== What to work on ==
From the line containing "Give me the" through the last line of the entries, output the text exactly. Pictures stay out.

== Data provided ==
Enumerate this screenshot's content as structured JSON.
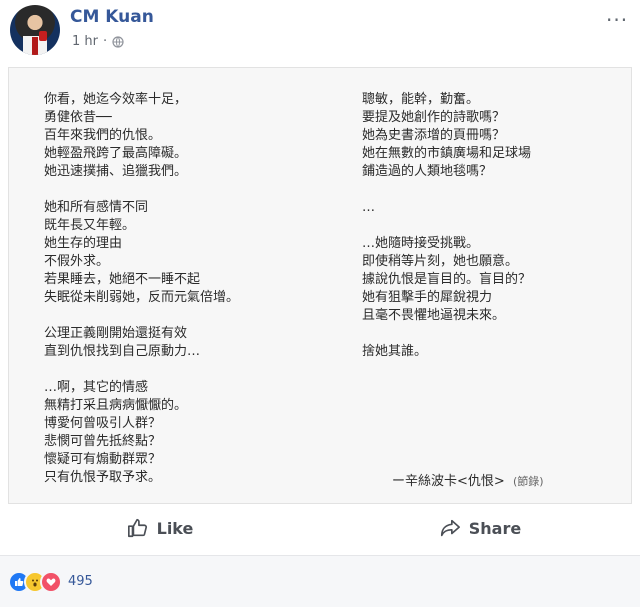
{
  "post": {
    "author": "CM Kuan",
    "time": "1 hr",
    "more": "..."
  },
  "poem": {
    "left": "你看，她迄今效率十足，\n勇健依昔──\n百年來我們的仇恨。\n她輕盈飛跨了最高障礙。\n她迅速撲捕、追獵我們。\n\n她和所有感情不同\n既年長又年輕。\n她生存的理由\n不假外求。\n若果睡去，她絕不一睡不起\n失眠從未削弱她，反而元氣倍增。\n\n公理正義剛開始還挺有效\n直到仇恨找到自己原動力…\n\n…啊，其它的情感\n無精打采且病病懨懨的。\n博愛何曾吸引人群？\n悲憫可曾先抵終點？\n懷疑可有煽動群眾？\n只有仇恨予取予求。",
    "right": "聰敏，能幹，勤奮。\n要提及她創作的詩歌嗎？\n她為史書添增的頁冊嗎？\n她在無數的市鎮廣場和足球場\n鋪造過的人類地毯嗎？\n\n…\n\n…她隨時接受挑戰。\n即使稍等片刻，她也願意。\n據說仇恨是盲目的。盲目的？\n她有狙擊手的犀銳視力\n且毫不畏懼地逼視未來。\n\n捨她其誰。",
    "attribution": "ー辛絲波卡<仇恨>",
    "attribution_note": "(節錄)"
  },
  "actions": {
    "like": "Like",
    "share": "Share"
  },
  "reactions": {
    "count": "495",
    "icons": [
      "like-icon",
      "wow-icon",
      "love-icon"
    ]
  },
  "colors": {
    "brand": "#365899",
    "like": "#2078f4",
    "wow": "#f7c72f",
    "love": "#f25268"
  }
}
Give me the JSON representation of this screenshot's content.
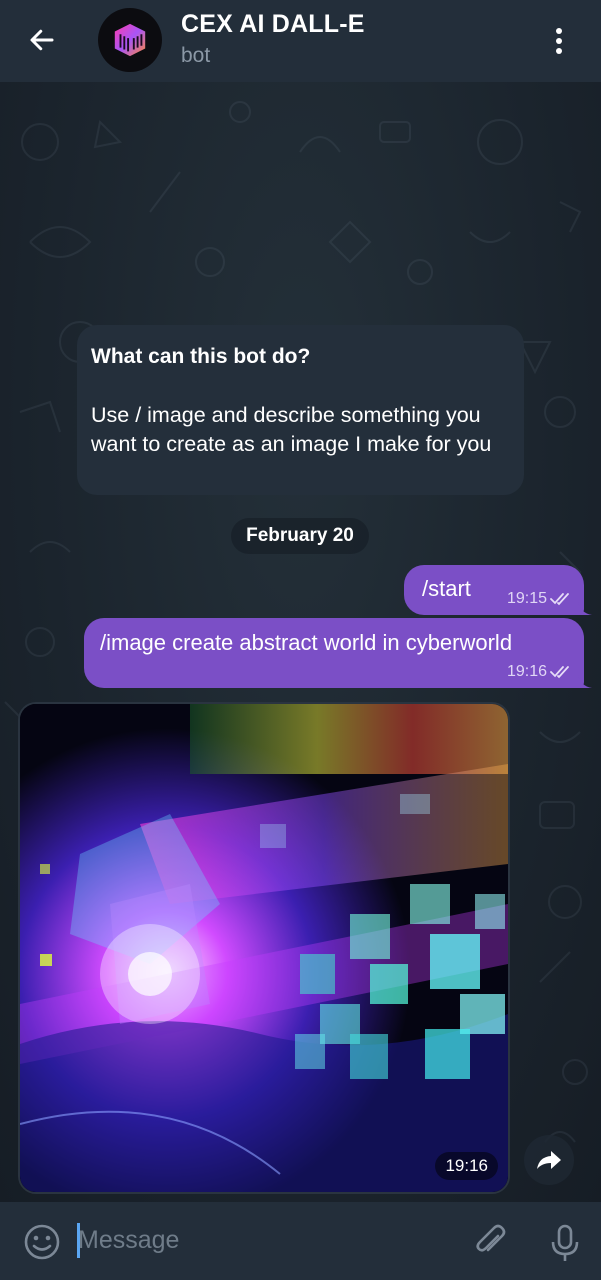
{
  "header": {
    "back_icon": "arrow-left-icon",
    "title": "CEX AI DALL-E",
    "subtitle": "bot",
    "menu_icon": "more-vertical-icon"
  },
  "bot_info": {
    "title": "What can this bot do?",
    "body": "Use / image and describe something you want to create as an image I make for you"
  },
  "date_separator": "February 20",
  "messages": [
    {
      "text": "/start",
      "time": "19:15",
      "status_icon": "double-check-icon"
    },
    {
      "text": "/image create abstract world in cyberworld",
      "time": "19:16",
      "status_icon": "double-check-icon"
    }
  ],
  "image_message": {
    "time": "19:16",
    "share_icon": "share-icon"
  },
  "input": {
    "placeholder": "Message",
    "value": "",
    "emoji_icon": "emoji-icon",
    "attach_icon": "paperclip-icon",
    "mic_icon": "microphone-icon"
  },
  "colors": {
    "header_bg": "#232e3a",
    "chat_bg": "#1b242d",
    "outgoing_bubble": "#7b4fc6",
    "incoming_bubble": "#242f3b",
    "accent": "#5ba6f2"
  }
}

== In response ==
Give me the JSON representation of this screenshot's content.
{
  "header": {
    "back_icon": "arrow-left-icon",
    "title": "CEX AI DALL-E",
    "subtitle": "bot",
    "menu_icon": "more-vertical-icon"
  },
  "bot_info": {
    "title": "What can this bot do?",
    "body": "Use / image and describe something you want to create as an image I make for you"
  },
  "date_separator": "February 20",
  "messages": [
    {
      "text": "/start",
      "time": "19:15",
      "status_icon": "double-check-icon"
    },
    {
      "text": "/image create abstract world in cyberworld",
      "time": "19:16",
      "status_icon": "double-check-icon"
    }
  ],
  "image_message": {
    "time": "19:16",
    "share_icon": "share-icon"
  },
  "input": {
    "placeholder": "Message",
    "value": "",
    "emoji_icon": "emoji-icon",
    "attach_icon": "paperclip-icon",
    "mic_icon": "microphone-icon"
  },
  "colors": {
    "header_bg": "#232e3a",
    "chat_bg": "#1b242d",
    "outgoing_bubble": "#7b4fc6",
    "incoming_bubble": "#242f3b",
    "accent": "#5ba6f2"
  }
}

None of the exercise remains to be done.